>> START GIVEN RECORDS

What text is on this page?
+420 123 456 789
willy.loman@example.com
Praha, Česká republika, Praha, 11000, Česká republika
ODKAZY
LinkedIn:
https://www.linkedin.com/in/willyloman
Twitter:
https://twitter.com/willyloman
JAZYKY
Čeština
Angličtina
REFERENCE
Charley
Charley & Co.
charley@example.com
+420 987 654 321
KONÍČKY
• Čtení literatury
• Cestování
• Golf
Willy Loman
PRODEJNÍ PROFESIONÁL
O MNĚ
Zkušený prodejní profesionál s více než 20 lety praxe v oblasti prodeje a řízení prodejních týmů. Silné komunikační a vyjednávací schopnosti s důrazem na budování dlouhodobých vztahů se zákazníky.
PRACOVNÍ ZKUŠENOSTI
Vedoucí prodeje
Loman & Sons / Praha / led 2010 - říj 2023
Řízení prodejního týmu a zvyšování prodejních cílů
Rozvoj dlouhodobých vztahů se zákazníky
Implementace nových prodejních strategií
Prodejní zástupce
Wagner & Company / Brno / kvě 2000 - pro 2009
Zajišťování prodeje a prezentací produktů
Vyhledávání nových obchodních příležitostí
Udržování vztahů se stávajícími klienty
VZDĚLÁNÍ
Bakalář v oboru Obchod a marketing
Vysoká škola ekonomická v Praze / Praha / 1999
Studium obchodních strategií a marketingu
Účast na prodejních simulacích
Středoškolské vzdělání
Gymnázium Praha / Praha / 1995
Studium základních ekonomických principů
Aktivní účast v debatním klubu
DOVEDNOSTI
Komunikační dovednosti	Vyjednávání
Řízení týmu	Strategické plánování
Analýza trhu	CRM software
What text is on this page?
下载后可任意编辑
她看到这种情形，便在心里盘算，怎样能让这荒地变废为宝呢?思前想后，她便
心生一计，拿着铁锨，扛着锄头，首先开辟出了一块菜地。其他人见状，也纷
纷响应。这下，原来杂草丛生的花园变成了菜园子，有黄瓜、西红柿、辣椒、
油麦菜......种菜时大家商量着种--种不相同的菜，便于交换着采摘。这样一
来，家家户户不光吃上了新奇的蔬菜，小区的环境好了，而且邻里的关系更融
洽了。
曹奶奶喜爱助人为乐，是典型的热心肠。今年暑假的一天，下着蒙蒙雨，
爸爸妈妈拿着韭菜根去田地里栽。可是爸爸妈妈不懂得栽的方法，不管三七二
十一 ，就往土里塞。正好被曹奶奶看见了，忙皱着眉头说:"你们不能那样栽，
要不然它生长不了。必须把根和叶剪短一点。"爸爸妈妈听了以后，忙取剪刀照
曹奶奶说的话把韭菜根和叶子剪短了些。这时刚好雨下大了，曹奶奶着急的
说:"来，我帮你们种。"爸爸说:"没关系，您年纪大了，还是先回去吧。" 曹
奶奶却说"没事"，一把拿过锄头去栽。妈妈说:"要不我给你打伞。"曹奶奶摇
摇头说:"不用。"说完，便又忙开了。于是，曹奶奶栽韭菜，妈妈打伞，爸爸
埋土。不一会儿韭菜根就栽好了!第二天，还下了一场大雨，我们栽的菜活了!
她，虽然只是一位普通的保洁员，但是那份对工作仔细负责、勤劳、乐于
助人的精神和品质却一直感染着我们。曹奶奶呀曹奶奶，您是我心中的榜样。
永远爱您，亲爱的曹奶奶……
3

>> END GIVEN RECORDS

§ **DIRECTIONS FOR THIS TASK**
Collect the complete line wherever the string "prodejních" appears in the records.

§ **TASK RESPONSE**
Zkušený prodejní profesionál s více než 20 lety praxe v oblasti prodeje a řízení prodejních týmů. Silné komunikační a vyjednávací schopnosti s důrazem na budování dlouhodobých vztahů se zákazníky.
Řízení prodejního týmu a zvyšování prodejních cílů
Implementace nových prodejních strategií
Účast na prodejních simulacích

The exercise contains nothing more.